* Given problem *
Return the full listing exactly as it is written.

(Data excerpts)

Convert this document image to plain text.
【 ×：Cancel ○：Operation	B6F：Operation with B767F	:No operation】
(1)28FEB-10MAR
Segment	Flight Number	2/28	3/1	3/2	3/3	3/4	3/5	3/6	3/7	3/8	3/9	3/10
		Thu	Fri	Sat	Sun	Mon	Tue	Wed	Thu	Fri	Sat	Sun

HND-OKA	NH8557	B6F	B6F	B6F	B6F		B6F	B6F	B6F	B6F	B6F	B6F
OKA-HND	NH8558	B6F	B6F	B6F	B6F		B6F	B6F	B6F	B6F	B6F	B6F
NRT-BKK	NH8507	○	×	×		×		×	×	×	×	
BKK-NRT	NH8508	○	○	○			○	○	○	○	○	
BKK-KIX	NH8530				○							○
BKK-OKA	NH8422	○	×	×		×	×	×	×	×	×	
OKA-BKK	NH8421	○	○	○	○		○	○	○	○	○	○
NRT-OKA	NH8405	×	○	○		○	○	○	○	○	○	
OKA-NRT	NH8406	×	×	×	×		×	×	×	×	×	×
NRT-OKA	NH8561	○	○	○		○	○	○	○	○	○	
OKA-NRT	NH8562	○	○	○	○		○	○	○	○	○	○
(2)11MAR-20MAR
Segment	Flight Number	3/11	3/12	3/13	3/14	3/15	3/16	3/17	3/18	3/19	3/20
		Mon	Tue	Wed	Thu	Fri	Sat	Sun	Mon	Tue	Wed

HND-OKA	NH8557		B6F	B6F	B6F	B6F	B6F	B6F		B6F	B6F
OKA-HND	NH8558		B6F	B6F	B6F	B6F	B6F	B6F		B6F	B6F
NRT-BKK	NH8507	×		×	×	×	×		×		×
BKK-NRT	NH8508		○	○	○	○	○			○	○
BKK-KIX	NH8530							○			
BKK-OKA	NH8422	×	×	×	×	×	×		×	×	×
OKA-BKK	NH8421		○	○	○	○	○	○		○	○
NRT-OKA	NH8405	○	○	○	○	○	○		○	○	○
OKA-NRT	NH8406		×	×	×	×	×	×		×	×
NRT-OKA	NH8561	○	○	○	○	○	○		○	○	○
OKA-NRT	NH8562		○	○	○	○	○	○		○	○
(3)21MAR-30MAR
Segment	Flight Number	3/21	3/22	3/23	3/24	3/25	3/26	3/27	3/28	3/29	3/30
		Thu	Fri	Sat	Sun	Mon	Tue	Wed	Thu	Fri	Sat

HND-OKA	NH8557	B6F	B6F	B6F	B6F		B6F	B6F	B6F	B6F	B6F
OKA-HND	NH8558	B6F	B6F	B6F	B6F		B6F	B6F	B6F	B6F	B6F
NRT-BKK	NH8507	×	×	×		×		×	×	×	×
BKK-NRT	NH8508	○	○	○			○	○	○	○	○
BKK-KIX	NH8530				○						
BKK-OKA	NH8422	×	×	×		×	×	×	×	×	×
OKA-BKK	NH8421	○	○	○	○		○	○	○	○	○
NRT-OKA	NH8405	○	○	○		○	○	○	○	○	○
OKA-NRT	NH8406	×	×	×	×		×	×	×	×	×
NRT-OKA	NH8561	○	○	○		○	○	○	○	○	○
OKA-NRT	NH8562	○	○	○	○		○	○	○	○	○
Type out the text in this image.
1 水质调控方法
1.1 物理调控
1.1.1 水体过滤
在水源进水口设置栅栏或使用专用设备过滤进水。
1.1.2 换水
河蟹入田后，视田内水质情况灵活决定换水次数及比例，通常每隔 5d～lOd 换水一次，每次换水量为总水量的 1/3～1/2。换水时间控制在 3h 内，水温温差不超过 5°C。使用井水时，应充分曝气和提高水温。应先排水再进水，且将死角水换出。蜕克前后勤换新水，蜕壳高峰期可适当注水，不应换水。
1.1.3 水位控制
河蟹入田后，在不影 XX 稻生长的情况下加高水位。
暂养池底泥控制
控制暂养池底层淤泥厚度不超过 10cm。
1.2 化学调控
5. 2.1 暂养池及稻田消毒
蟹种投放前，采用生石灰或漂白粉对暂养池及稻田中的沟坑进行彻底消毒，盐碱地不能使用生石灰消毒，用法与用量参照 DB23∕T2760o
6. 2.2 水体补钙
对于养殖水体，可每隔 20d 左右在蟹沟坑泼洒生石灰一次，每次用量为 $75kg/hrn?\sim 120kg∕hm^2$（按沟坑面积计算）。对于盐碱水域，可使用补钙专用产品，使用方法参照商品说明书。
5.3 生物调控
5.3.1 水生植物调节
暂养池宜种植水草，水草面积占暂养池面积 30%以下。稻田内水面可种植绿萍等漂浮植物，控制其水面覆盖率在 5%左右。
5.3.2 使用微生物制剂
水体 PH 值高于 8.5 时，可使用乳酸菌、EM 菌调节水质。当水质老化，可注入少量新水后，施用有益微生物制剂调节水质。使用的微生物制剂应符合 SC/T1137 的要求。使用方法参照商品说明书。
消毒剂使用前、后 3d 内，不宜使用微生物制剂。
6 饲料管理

* Result *
Convert this document image to plain text.
【 ×：Cancel ○：Operation	B6F：Operation with B767F	:No operation】
(1)28FEB-10MAR
Segment	Flight Number	2/28	3/1	3/2	3/3	3/4	3/5	3/6	3/7	3/8	3/9	3/10
		Thu	Fri	Sat	Sun	Mon	Tue	Wed	Thu	Fri	Sat	Sun

HND-OKA	NH8557	B6F	B6F	B6F	B6F		B6F	B6F	B6F	B6F	B6F	B6F
OKA-HND	NH8558	B6F	B6F	B6F	B6F		B6F	B6F	B6F	B6F	B6F	B6F
NRT-BKK	NH8507	○	×	×		×		×	×	×	×	
BKK-NRT	NH8508	○	○	○			○	○	○	○	○	
BKK-KIX	NH8530				○							○
BKK-OKA	NH8422	○	×	×		×	×	×	×	×	×	
OKA-BKK	NH8421	○	○	○	○		○	○	○	○	○	○
NRT-OKA	NH8405	×	○	○		○	○	○	○	○	○	
OKA-NRT	NH8406	×	×	×	×		×	×	×	×	×	×
NRT-OKA	NH8561	○	○	○		○	○	○	○	○	○	
OKA-NRT	NH8562	○	○	○	○		○	○	○	○	○	○
(2)11MAR-20MAR
Segment	Flight Number	3/11	3/12	3/13	3/14	3/15	3/16	3/17	3/18	3/19	3/20
		Mon	Tue	Wed	Thu	Fri	Sat	Sun	Mon	Tue	Wed

HND-OKA	NH8557		B6F	B6F	B6F	B6F	B6F	B6F		B6F	B6F
OKA-HND	NH8558		B6F	B6F	B6F	B6F	B6F	B6F		B6F	B6F
NRT-BKK	NH8507	×		×	×	×	×		×		×
BKK-NRT	NH8508		○	○	○	○	○			○	○
BKK-KIX	NH8530							○			
BKK-OKA	NH8422	×	×	×	×	×	×		×	×	×
OKA-BKK	NH8421		○	○	○	○	○	○		○	○
NRT-OKA	NH8405	○	○	○	○	○	○		○	○	○
OKA-NRT	NH8406		×	×	×	×	×	×		×	×
NRT-OKA	NH8561	○	○	○	○	○	○		○	○	○
OKA-NRT	NH8562		○	○	○	○	○	○		○	○
(3)21MAR-30MAR
Segment	Flight Number	3/21	3/22	3/23	3/24	3/25	3/26	3/27	3/28	3/29	3/30
		Thu	Fri	Sat	Sun	Mon	Tue	Wed	Thu	Fri	Sat

HND-OKA	NH8557	B6F	B6F	B6F	B6F		B6F	B6F	B6F	B6F	B6F
OKA-HND	NH8558	B6F	B6F	B6F	B6F		B6F	B6F	B6F	B6F	B6F
NRT-BKK	NH8507	×	×	×		×		×	×	×	×
BKK-NRT	NH8508	○	○	○			○	○	○	○	○
BKK-KIX	NH8530				○						
BKK-OKA	NH8422	×	×	×		×	×	×	×	×	×
OKA-BKK	NH8421	○	○	○	○		○	○	○	○	○
NRT-OKA	NH8405	○	○	○		○	○	○	○	○	○
OKA-NRT	NH8406	×	×	×	×		×	×	×	×	×
NRT-OKA	NH8561	○	○	○		○	○	○	○	○	○
OKA-NRT	NH8562	○	○	○	○		○	○	○	○	○
Type out the text in this image.
1 水质调控方法
1.1 物理调控
1.1.1 水体过滤
在水源进水口设置栅栏或使用专用设备过滤进水。
1.1.2 换水
河蟹入田后，视田内水质情况灵活决定换水次数及比例，通常每隔 5d～lOd 换水一次，每次换水量为总水量的 1/3～1/2。换水时间控制在 3h 内，水温温差不超过 5°C。使用井水时，应充分曝气和提高水温。应先排水再进水，且将死角水换出。蜕克前后勤换新水，蜕壳高峰期可适当注水，不应换水。
1.1.3 水位控制
河蟹入田后，在不影 XX 稻生长的情况下加高水位。
暂养池底泥控制
控制暂养池底层淤泥厚度不超过 10cm。
1.2 化学调控
5. 2.1 暂养池及稻田消毒
蟹种投放前，采用生石灰或漂白粉对暂养池及稻田中的沟坑进行彻底消毒，盐碱地不能使用生石灰消毒，用法与用量参照 DB23∕T2760o
6. 2.2 水体补钙
对于养殖水体，可每隔 20d 左右在蟹沟坑泼洒生石灰一次，每次用量为 $75kg/hrn?\sim 120kg∕hm^2$（按沟坑面积计算）。对于盐碱水域，可使用补钙专用产品，使用方法参照商品说明书。
5.3 生物调控
5.3.1 水生植物调节
暂养池宜种植水草，水草面积占暂养池面积 30%以下。稻田内水面可种植绿萍等漂浮植物，控制其水面覆盖率在 5%左右。
5.3.2 使用微生物制剂
水体 PH 值高于 8.5 时，可使用乳酸菌、EM 菌调节水质。当水质老化，可注入少量新水后，施用有益微生物制剂调节水质。使用的微生物制剂应符合 SC/T1137 的要求。使用方法参照商品说明书。
消毒剂使用前、后 3d 内，不宜使用微生物制剂。
6 饲料管理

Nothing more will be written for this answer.